- **EXERCISE REQUIREMENTS**: Turn the material below into a numbered list with one entry per line, dropping any blank lines. Omit the pictures from your answer.
::: EXERCISE INPUT
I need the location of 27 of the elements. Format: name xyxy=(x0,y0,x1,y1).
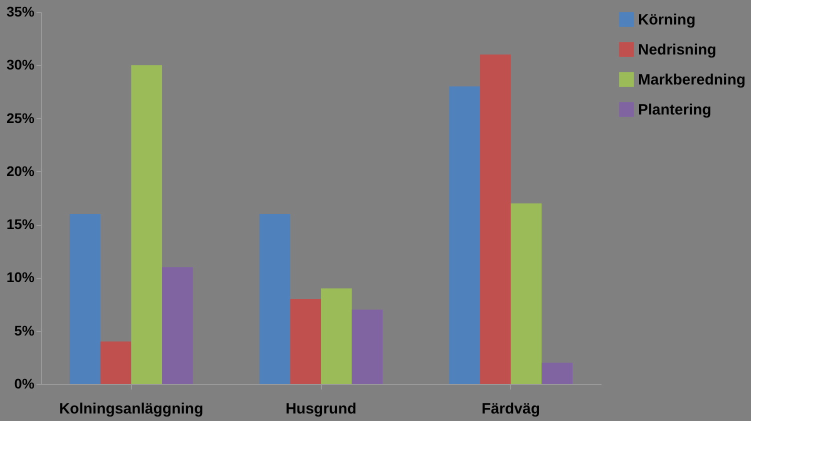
y-tick-label: 15% xyxy=(6,216,36,232)
y-tick-label: 20% xyxy=(6,162,36,179)
bar xyxy=(69,214,100,384)
legend-label: Körning xyxy=(638,12,696,28)
legend-label: Nedrisning xyxy=(638,42,716,58)
legend-label: Plantering xyxy=(638,102,712,118)
bar xyxy=(510,203,542,384)
y-tick-label: 30% xyxy=(6,56,36,73)
y-tick-label: 5% xyxy=(14,322,36,338)
bar xyxy=(131,65,162,384)
bar xyxy=(449,86,480,384)
y-tick-label: 25% xyxy=(6,110,36,126)
y-tick-label: 10% xyxy=(6,269,36,286)
bar xyxy=(100,341,132,384)
x-tick-label: Husgrund xyxy=(286,400,356,418)
x-tick-label: Färdväg xyxy=(482,400,540,418)
bar xyxy=(542,362,573,384)
bar xyxy=(162,267,193,384)
y-tick-label: 0% xyxy=(14,376,36,392)
bar xyxy=(290,298,321,384)
y-tick-label: 35% xyxy=(6,4,36,20)
bar xyxy=(259,214,290,384)
bar xyxy=(352,310,383,384)
bar xyxy=(321,288,352,384)
legend-label: Markberedning xyxy=(638,72,746,88)
bar xyxy=(480,54,511,384)
x-tick-label: Kolningsanläggning xyxy=(59,400,204,418)
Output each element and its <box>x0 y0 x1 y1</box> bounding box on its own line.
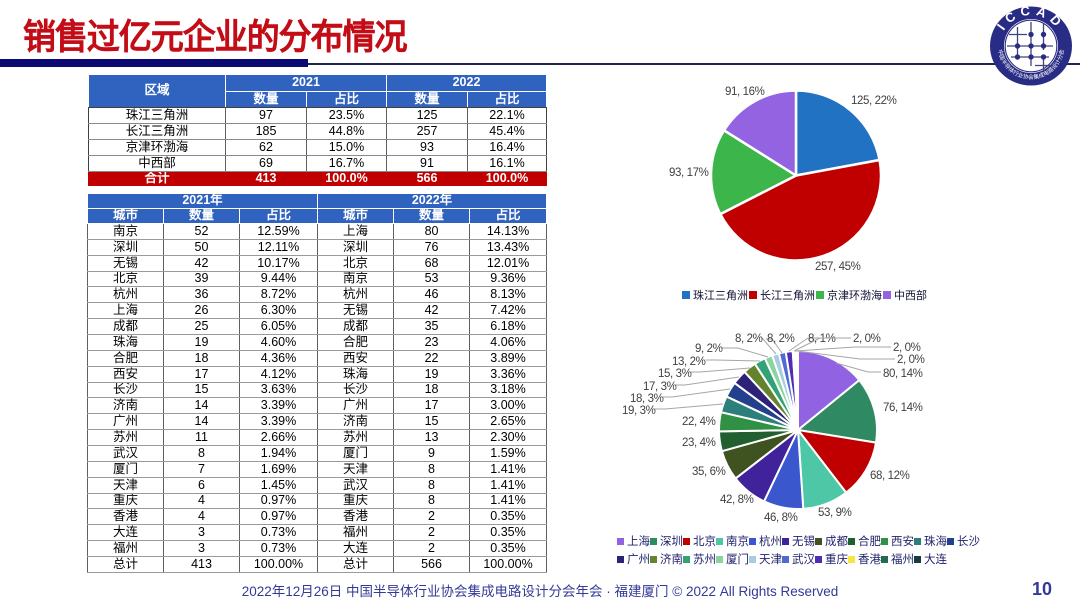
svg-text:68, 12%: 68, 12% <box>870 470 910 482</box>
svg-text:76, 14%: 76, 14% <box>883 402 923 414</box>
svg-text:2, 0%: 2, 0% <box>897 354 925 366</box>
svg-text:13, 2%: 13, 2% <box>672 356 706 368</box>
svg-text:80, 14%: 80, 14% <box>883 368 923 380</box>
svg-text:8, 2%: 8, 2% <box>735 333 763 345</box>
svg-text:17, 3%: 17, 3% <box>643 381 677 393</box>
svg-text:42, 8%: 42, 8% <box>720 494 754 506</box>
svg-text:8, 2%: 8, 2% <box>767 333 795 345</box>
svg-text:91, 16%: 91, 16% <box>725 86 765 98</box>
svg-text:23, 4%: 23, 4% <box>682 437 716 449</box>
svg-text:9, 2%: 9, 2% <box>695 343 723 355</box>
svg-text:257, 45%: 257, 45% <box>815 261 861 273</box>
svg-text:53, 9%: 53, 9% <box>818 507 852 519</box>
svg-text:18, 3%: 18, 3% <box>630 393 664 405</box>
svg-text:22, 4%: 22, 4% <box>682 416 716 428</box>
svg-text:93, 17%: 93, 17% <box>669 167 709 179</box>
svg-text:15, 3%: 15, 3% <box>658 368 692 380</box>
svg-text:46, 8%: 46, 8% <box>764 512 798 524</box>
svg-text:2, 0%: 2, 0% <box>893 342 921 354</box>
svg-text:35, 6%: 35, 6% <box>692 466 726 478</box>
svg-text:125, 22%: 125, 22% <box>851 95 897 107</box>
svg-text:2, 0%: 2, 0% <box>853 333 881 345</box>
svg-text:19, 3%: 19, 3% <box>622 405 656 417</box>
svg-text:8, 1%: 8, 1% <box>808 333 836 345</box>
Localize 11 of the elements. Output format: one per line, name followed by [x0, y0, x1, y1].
::::::
- **FINAL RESULT**:
1. I need the location of 27 of the elements. Format: name xyxy=(x0,y0,x1,y1).
2. y-tick-label: 15% xyxy=(6,216,36,232)
3. y-tick-label: 20% xyxy=(6,162,36,179)
4. bar xyxy=(69,214,100,384)
5. legend-label: Körning xyxy=(638,12,696,28)
6. legend-label: Nedrisning xyxy=(638,42,716,58)
7. legend-label: Plantering xyxy=(638,102,712,118)
8. bar xyxy=(510,203,542,384)
9. y-tick-label: 30% xyxy=(6,56,36,73)
10. y-tick-label: 5% xyxy=(14,322,36,338)
11. bar xyxy=(131,65,162,384)
12. bar xyxy=(449,86,480,384)
13. y-tick-label: 25% xyxy=(6,110,36,126)
14. y-tick-label: 10% xyxy=(6,269,36,286)
15. bar xyxy=(100,341,132,384)
16. x-tick-label: Husgrund xyxy=(286,400,356,418)
17. x-tick-label: Färdväg xyxy=(482,400,540,418)
18. bar xyxy=(542,362,573,384)
19. bar xyxy=(162,267,193,384)
20. y-tick-label: 0% xyxy=(14,376,36,392)
21. bar xyxy=(290,298,321,384)
22. y-tick-label: 35% xyxy=(6,4,36,20)
23. bar xyxy=(259,214,290,384)
24. bar xyxy=(352,310,383,384)
25. bar xyxy=(321,288,352,384)
26. legend-label: Markberedning xyxy=(638,72,746,88)
27. bar xyxy=(480,54,511,384)
28. x-tick-label: Kolningsanläggning xyxy=(59,400,204,418)
29. Output each element and its <box>x0 y0 x1 y1</box> bounding box on its own line.
30. svg-text:68, 12%: 68, 12% <box>870 470 910 482</box>
31. svg-text:76, 14%: 76, 14% <box>883 402 923 414</box>
32. svg-text:2, 0%: 2, 0% <box>897 354 925 366</box>
33. svg-text:13, 2%: 13, 2% <box>672 356 706 368</box>
34. svg-text:80, 14%: 80, 14% <box>883 368 923 380</box>
35. svg-text:8, 2%: 8, 2% <box>735 333 763 345</box>
36. svg-text:17, 3%: 17, 3% <box>643 381 677 393</box>
37. svg-text:42, 8%: 42, 8% <box>720 494 754 506</box>
38. svg-text:8, 2%: 8, 2% <box>767 333 795 345</box>
39. svg-text:91, 16%: 91, 16% <box>725 86 765 98</box>
40. svg-text:23, 4%: 23, 4% <box>682 437 716 449</box>
41. svg-text:9, 2%: 9, 2% <box>695 343 723 355</box>
42. svg-text:257, 45%: 257, 45% <box>815 261 861 273</box>
43. svg-text:53, 9%: 53, 9% <box>818 507 852 519</box>
44. svg-text:18, 3%: 18, 3% <box>630 393 664 405</box>
45. svg-text:22, 4%: 22, 4% <box>682 416 716 428</box>
46. svg-text:93, 17%: 93, 17% <box>669 167 709 179</box>
47. svg-text:15, 3%: 15, 3% <box>658 368 692 380</box>
48. svg-text:46, 8%: 46, 8% <box>764 512 798 524</box>
49. svg-text:2, 0%: 2, 0% <box>893 342 921 354</box>
50. svg-text:35, 6%: 35, 6% <box>692 466 726 478</box>
51. svg-text:125, 22%: 125, 22% <box>851 95 897 107</box>
52. svg-text:2, 0%: 2, 0% <box>853 333 881 345</box>
53. svg-text:19, 3%: 19, 3% <box>622 405 656 417</box>
54. svg-text:8, 1%: 8, 1% <box>808 333 836 345</box>
55. Localize 11 of the elements. Output format: one per line, name followed by [x0, y0, x1, y1].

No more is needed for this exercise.